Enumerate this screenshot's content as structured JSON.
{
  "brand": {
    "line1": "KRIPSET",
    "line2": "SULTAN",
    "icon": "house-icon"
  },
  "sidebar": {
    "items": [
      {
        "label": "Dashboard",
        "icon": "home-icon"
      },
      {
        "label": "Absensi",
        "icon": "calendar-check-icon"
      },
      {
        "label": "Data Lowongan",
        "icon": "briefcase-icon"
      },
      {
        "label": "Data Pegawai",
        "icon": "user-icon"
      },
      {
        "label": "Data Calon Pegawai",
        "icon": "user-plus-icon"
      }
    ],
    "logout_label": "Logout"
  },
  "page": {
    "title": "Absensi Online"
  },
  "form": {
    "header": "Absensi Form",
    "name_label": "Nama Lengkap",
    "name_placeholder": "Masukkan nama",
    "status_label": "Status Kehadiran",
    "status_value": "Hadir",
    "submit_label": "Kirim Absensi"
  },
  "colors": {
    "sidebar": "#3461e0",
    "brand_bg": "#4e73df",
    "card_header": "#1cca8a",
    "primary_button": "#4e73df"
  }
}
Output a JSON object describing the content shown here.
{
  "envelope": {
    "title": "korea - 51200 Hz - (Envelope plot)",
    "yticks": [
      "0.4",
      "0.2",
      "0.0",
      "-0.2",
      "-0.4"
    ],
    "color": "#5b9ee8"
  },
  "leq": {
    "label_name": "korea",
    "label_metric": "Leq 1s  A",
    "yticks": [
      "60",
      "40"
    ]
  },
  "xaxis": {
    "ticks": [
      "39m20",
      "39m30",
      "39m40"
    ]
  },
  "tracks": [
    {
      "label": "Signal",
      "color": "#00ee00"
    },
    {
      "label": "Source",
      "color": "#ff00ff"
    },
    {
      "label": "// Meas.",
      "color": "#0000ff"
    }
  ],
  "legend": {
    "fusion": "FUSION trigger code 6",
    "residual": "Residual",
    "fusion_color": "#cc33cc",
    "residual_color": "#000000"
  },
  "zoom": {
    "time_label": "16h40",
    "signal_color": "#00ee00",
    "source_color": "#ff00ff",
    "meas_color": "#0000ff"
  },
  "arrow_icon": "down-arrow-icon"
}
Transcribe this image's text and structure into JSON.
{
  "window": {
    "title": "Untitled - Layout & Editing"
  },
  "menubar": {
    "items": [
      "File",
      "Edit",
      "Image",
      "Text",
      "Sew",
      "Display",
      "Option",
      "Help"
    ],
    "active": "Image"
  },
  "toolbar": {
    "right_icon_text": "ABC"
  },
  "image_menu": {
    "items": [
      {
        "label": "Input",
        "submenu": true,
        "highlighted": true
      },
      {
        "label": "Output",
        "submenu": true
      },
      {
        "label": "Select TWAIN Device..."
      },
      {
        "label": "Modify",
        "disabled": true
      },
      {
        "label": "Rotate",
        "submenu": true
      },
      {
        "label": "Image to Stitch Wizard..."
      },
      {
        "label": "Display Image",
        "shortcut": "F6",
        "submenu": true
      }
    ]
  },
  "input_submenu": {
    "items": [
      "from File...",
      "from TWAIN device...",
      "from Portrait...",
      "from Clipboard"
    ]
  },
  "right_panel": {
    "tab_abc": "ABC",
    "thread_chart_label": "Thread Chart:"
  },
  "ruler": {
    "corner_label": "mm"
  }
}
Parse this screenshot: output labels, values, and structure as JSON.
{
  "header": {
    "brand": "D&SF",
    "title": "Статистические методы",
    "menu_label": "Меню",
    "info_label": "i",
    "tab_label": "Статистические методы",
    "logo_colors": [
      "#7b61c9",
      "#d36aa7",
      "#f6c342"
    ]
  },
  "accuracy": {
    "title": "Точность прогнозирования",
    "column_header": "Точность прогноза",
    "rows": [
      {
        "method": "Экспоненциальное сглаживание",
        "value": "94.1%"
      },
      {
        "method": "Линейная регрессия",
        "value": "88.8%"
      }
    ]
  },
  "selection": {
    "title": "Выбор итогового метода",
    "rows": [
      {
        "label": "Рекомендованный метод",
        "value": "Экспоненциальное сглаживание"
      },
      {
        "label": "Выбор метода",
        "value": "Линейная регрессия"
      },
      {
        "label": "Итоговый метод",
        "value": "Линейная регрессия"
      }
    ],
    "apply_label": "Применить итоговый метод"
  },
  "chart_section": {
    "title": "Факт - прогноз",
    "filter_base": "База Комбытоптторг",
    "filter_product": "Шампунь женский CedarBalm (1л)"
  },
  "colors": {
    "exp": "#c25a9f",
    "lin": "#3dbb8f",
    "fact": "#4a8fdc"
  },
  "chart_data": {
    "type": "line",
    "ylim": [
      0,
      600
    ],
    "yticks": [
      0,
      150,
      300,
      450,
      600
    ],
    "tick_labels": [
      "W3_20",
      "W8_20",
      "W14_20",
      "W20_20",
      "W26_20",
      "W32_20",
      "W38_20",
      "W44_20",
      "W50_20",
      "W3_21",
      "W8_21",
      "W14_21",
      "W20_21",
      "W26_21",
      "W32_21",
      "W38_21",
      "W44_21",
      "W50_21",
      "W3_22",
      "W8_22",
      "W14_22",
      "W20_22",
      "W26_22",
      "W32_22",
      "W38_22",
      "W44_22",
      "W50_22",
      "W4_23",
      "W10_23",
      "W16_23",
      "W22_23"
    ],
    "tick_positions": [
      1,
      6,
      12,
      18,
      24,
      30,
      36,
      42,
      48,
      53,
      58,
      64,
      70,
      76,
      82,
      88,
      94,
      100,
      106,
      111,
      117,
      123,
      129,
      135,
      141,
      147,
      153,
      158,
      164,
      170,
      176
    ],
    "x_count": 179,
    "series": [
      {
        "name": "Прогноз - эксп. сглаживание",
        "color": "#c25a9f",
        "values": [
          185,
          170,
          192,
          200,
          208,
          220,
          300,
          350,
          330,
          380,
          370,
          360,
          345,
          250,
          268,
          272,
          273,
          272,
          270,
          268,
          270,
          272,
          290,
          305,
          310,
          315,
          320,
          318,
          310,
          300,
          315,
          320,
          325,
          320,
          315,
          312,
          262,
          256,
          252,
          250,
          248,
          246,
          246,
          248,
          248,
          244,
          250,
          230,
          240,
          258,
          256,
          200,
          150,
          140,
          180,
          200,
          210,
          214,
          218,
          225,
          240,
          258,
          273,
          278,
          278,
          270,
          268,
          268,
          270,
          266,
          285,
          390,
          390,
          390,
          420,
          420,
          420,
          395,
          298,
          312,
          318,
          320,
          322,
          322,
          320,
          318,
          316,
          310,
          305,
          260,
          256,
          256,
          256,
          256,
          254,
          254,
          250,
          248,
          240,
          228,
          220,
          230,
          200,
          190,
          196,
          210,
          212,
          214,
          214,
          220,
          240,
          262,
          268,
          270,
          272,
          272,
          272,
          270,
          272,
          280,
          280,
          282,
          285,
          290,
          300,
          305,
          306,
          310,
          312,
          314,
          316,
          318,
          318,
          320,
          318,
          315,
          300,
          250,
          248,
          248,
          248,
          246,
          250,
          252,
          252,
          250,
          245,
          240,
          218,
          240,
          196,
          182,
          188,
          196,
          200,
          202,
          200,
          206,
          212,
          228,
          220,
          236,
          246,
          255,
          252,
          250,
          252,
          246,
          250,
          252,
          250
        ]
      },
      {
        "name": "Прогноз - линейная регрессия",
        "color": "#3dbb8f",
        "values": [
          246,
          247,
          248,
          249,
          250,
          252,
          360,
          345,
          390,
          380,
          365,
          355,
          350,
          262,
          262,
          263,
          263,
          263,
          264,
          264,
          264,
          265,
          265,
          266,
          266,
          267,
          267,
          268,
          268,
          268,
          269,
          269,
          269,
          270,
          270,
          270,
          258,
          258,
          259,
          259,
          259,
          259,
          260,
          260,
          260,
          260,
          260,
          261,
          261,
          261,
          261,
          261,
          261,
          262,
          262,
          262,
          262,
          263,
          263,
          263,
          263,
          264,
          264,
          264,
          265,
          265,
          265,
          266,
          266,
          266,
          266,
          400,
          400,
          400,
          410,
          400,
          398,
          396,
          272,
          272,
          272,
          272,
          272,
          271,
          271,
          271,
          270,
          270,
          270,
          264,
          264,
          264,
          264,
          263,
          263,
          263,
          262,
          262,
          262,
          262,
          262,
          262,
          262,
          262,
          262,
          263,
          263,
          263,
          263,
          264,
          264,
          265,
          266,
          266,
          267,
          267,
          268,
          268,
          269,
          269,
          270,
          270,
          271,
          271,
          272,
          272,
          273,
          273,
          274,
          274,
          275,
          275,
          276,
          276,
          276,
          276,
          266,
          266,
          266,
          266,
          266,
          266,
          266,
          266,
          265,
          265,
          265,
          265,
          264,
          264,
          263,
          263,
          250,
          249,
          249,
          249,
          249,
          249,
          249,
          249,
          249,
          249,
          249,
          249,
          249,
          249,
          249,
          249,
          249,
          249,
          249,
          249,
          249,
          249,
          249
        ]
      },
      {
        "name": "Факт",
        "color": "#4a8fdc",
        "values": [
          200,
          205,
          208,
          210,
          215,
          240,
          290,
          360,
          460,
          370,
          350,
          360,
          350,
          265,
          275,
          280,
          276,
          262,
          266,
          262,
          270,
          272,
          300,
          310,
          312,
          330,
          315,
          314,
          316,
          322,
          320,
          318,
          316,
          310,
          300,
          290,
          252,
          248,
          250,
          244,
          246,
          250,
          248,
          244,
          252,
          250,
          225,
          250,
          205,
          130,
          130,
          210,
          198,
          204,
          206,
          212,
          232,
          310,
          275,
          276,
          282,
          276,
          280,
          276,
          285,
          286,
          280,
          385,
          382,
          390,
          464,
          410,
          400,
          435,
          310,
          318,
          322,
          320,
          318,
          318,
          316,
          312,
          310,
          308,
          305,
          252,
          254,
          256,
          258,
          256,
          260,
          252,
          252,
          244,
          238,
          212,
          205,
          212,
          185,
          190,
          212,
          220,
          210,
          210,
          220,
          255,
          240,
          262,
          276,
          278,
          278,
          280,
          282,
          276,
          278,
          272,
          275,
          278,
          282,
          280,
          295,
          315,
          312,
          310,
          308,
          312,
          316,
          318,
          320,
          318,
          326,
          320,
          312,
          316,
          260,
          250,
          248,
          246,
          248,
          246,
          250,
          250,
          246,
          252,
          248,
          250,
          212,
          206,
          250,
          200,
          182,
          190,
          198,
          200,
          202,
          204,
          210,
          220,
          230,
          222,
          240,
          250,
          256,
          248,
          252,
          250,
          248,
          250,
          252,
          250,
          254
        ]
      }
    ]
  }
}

§ **AIM OF THE EXERCISE**
In the entries above, find each line with the word "Точность" and copy it.

§ **CORRECT ANSWER**
    "title": "Точность прогнозирования",
    "column_header": "Точность прогноза",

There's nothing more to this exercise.